____ EXERCISE INPUTS

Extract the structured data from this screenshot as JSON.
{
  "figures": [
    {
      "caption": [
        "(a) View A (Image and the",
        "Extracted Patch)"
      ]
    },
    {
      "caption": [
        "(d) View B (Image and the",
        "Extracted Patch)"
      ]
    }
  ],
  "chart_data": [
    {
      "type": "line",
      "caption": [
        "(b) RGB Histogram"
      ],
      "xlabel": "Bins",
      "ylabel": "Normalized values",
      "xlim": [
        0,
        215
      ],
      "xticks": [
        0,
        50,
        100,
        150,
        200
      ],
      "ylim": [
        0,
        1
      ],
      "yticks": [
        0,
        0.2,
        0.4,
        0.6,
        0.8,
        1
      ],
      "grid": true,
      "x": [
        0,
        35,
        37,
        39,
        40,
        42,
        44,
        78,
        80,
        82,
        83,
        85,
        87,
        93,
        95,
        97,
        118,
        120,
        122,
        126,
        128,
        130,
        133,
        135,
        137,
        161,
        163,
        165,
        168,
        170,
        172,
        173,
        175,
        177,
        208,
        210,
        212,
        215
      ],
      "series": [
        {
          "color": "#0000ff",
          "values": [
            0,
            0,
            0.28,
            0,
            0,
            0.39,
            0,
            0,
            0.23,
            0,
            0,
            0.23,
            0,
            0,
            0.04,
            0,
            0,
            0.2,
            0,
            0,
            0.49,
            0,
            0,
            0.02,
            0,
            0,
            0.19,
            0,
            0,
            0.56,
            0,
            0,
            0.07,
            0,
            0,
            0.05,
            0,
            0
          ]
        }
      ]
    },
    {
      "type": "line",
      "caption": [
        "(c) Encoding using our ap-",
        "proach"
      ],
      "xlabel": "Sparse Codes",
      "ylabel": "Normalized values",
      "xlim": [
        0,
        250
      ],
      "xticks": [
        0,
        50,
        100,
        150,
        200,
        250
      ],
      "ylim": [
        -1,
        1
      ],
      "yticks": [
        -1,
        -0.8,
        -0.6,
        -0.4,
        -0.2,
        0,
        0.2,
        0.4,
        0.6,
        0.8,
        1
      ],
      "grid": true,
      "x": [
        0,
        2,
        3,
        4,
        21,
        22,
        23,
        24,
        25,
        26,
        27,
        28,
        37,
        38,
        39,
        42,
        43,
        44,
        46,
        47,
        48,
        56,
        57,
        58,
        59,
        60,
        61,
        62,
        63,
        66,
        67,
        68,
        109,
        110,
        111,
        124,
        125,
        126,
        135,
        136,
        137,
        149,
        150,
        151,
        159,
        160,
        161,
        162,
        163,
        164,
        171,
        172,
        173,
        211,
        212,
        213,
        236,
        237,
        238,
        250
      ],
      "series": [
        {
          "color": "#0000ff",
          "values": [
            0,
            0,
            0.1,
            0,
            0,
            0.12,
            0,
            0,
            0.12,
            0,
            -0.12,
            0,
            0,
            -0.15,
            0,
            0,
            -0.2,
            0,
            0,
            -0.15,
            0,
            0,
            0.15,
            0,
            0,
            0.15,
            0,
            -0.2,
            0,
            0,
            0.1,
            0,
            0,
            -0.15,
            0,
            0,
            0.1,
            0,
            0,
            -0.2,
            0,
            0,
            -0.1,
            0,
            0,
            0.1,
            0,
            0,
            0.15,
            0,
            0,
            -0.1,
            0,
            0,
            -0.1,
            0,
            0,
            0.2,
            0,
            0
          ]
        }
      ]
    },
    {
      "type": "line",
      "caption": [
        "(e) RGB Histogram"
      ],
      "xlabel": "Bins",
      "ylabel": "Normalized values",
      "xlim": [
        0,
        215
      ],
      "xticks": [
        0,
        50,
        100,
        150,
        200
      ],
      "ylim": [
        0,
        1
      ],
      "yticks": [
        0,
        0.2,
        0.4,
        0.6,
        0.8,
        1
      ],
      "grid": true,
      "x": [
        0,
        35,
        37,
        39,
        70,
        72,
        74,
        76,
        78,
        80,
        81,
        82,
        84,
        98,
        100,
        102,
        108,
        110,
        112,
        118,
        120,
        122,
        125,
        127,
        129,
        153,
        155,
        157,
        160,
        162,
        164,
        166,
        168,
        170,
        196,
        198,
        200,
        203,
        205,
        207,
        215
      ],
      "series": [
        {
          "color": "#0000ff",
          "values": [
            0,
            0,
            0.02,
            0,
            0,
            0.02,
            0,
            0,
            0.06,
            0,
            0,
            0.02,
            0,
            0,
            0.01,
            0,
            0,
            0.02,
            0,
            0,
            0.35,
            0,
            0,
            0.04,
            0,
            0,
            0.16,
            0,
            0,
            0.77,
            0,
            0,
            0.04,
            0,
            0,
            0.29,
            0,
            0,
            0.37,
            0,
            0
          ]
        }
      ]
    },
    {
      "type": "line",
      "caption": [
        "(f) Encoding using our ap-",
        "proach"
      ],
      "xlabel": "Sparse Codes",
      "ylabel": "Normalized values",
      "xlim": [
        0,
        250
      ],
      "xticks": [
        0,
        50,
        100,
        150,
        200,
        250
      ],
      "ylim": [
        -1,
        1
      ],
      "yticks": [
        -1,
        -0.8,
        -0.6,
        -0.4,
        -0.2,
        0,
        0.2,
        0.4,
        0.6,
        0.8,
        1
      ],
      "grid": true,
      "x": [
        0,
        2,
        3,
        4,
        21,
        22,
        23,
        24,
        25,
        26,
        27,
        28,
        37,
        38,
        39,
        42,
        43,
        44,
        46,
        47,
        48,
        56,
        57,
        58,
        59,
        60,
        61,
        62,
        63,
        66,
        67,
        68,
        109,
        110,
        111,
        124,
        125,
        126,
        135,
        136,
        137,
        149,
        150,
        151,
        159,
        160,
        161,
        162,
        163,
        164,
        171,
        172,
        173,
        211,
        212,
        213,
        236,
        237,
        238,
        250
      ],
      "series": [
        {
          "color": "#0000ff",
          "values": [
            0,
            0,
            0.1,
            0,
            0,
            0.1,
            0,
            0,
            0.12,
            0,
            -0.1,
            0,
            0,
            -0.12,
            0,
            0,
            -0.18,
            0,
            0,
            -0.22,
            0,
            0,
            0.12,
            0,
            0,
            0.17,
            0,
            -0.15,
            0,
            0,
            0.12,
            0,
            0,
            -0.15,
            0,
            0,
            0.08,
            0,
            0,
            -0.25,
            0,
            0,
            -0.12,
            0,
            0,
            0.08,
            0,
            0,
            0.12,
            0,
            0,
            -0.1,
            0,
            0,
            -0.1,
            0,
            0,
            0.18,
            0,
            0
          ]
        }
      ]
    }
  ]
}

________

**THE PROBLEM:** Write out the whole listing again, exactly as it stands.

**SOLUTION TO THE EXERCISE:**
Extract the structured data from this screenshot as JSON.
{
  "figures": [
    {
      "caption": [
        "(a) View A (Image and the",
        "Extracted Patch)"
      ]
    },
    {
      "caption": [
        "(d) View B (Image and the",
        "Extracted Patch)"
      ]
    }
  ],
  "chart_data": [
    {
      "type": "line",
      "caption": [
        "(b) RGB Histogram"
      ],
      "xlabel": "Bins",
      "ylabel": "Normalized values",
      "xlim": [
        0,
        215
      ],
      "xticks": [
        0,
        50,
        100,
        150,
        200
      ],
      "ylim": [
        0,
        1
      ],
      "yticks": [
        0,
        0.2,
        0.4,
        0.6,
        0.8,
        1
      ],
      "grid": true,
      "x": [
        0,
        35,
        37,
        39,
        40,
        42,
        44,
        78,
        80,
        82,
        83,
        85,
        87,
        93,
        95,
        97,
        118,
        120,
        122,
        126,
        128,
        130,
        133,
        135,
        137,
        161,
        163,
        165,
        168,
        170,
        172,
        173,
        175,
        177,
        208,
        210,
        212,
        215
      ],
      "series": [
        {
          "color": "#0000ff",
          "values": [
            0,
            0,
            0.28,
            0,
            0,
            0.39,
            0,
            0,
            0.23,
            0,
            0,
            0.23,
            0,
            0,
            0.04,
            0,
            0,
            0.2,
            0,
            0,
            0.49,
            0,
            0,
            0.02,
            0,
            0,
            0.19,
            0,
            0,
            0.56,
            0,
            0,
            0.07,
            0,
            0,
            0.05,
            0,
            0
          ]
        }
      ]
    },
    {
      "type": "line",
      "caption": [
        "(c) Encoding using our ap-",
        "proach"
      ],
      "xlabel": "Sparse Codes",
      "ylabel": "Normalized values",
      "xlim": [
        0,
        250
      ],
      "xticks": [
        0,
        50,
        100,
        150,
        200,
        250
      ],
      "ylim": [
        -1,
        1
      ],
      "yticks": [
        -1,
        -0.8,
        -0.6,
        -0.4,
        -0.2,
        0,
        0.2,
        0.4,
        0.6,
        0.8,
        1
      ],
      "grid": true,
      "x": [
        0,
        2,
        3,
        4,
        21,
        22,
        23,
        24,
        25,
        26,
        27,
        28,
        37,
        38,
        39,
        42,
        43,
        44,
        46,
        47,
        48,
        56,
        57,
        58,
        59,
        60,
        61,
        62,
        63,
        66,
        67,
        68,
        109,
        110,
        111,
        124,
        125,
        126,
        135,
        136,
        137,
        149,
        150,
        151,
        159,
        160,
        161,
        162,
        163,
        164,
        171,
        172,
        173,
        211,
        212,
        213,
        236,
        237,
        238,
        250
      ],
      "series": [
        {
          "color": "#0000ff",
          "values": [
            0,
            0,
            0.1,
            0,
            0,
            0.12,
            0,
            0,
            0.12,
            0,
            -0.12,
            0,
            0,
            -0.15,
            0,
            0,
            -0.2,
            0,
            0,
            -0.15,
            0,
            0,
            0.15,
            0,
            0,
            0.15,
            0,
            -0.2,
            0,
            0,
            0.1,
            0,
            0,
            -0.15,
            0,
            0,
            0.1,
            0,
            0,
            -0.2,
            0,
            0,
            -0.1,
            0,
            0,
            0.1,
            0,
            0,
            0.15,
            0,
            0,
            -0.1,
            0,
            0,
            -0.1,
            0,
            0,
            0.2,
            0,
            0
          ]
        }
      ]
    },
    {
      "type": "line",
      "caption": [
        "(e) RGB Histogram"
      ],
      "xlabel": "Bins",
      "ylabel": "Normalized values",
      "xlim": [
        0,
        215
      ],
      "xticks": [
        0,
        50,
        100,
        150,
        200
      ],
      "ylim": [
        0,
        1
      ],
      "yticks": [
        0,
        0.2,
        0.4,
        0.6,
        0.8,
        1
      ],
      "grid": true,
      "x": [
        0,
        35,
        37,
        39,
        70,
        72,
        74,
        76,
        78,
        80,
        81,
        82,
        84,
        98,
        100,
        102,
        108,
        110,
        112,
        118,
        120,
        122,
        125,
        127,
        129,
        153,
        155,
        157,
        160,
        162,
        164,
        166,
        168,
        170,
        196,
        198,
        200,
        203,
        205,
        207,
        215
      ],
      "series": [
        {
          "color": "#0000ff",
          "values": [
            0,
            0,
            0.02,
            0,
            0,
            0.02,
            0,
            0,
            0.06,
            0,
            0,
            0.02,
            0,
            0,
            0.01,
            0,
            0,
            0.02,
            0,
            0,
            0.35,
            0,
            0,
            0.04,
            0,
            0,
            0.16,
            0,
            0,
            0.77,
            0,
            0,
            0.04,
            0,
            0,
            0.29,
            0,
            0,
            0.37,
            0,
            0
          ]
        }
      ]
    },
    {
      "type": "line",
      "caption": [
        "(f) Encoding using our ap-",
        "proach"
      ],
      "xlabel": "Sparse Codes",
      "ylabel": "Normalized values",
      "xlim": [
        0,
        250
      ],
      "xticks": [
        0,
        50,
        100,
        150,
        200,
        250
      ],
      "ylim": [
        -1,
        1
      ],
      "yticks": [
        -1,
        -0.8,
        -0.6,
        -0.4,
        -0.2,
        0,
        0.2,
        0.4,
        0.6,
        0.8,
        1
      ],
      "grid": true,
      "x": [
        0,
        2,
        3,
        4,
        21,
        22,
        23,
        24,
        25,
        26,
        27,
        28,
        37,
        38,
        39,
        42,
        43,
        44,
        46,
        47,
        48,
        56,
        57,
        58,
        59,
        60,
        61,
        62,
        63,
        66,
        67,
        68,
        109,
        110,
        111,
        124,
        125,
        126,
        135,
        136,
        137,
        149,
        150,
        151,
        159,
        160,
        161,
        162,
        163,
        164,
        171,
        172,
        173,
        211,
        212,
        213,
        236,
        237,
        238,
        250
      ],
      "series": [
        {
          "color": "#0000ff",
          "values": [
            0,
            0,
            0.1,
            0,
            0,
            0.1,
            0,
            0,
            0.12,
            0,
            -0.1,
            0,
            0,
            -0.12,
            0,
            0,
            -0.18,
            0,
            0,
            -0.22,
            0,
            0,
            0.12,
            0,
            0,
            0.17,
            0,
            -0.15,
            0,
            0,
            0.12,
            0,
            0,
            -0.15,
            0,
            0,
            0.08,
            0,
            0,
            -0.25,
            0,
            0,
            -0.12,
            0,
            0,
            0.08,
            0,
            0,
            0.12,
            0,
            0,
            -0.1,
            0,
            0,
            -0.1,
            0,
            0,
            0.18,
            0,
            0
          ]
        }
      ]
    }
  ]
}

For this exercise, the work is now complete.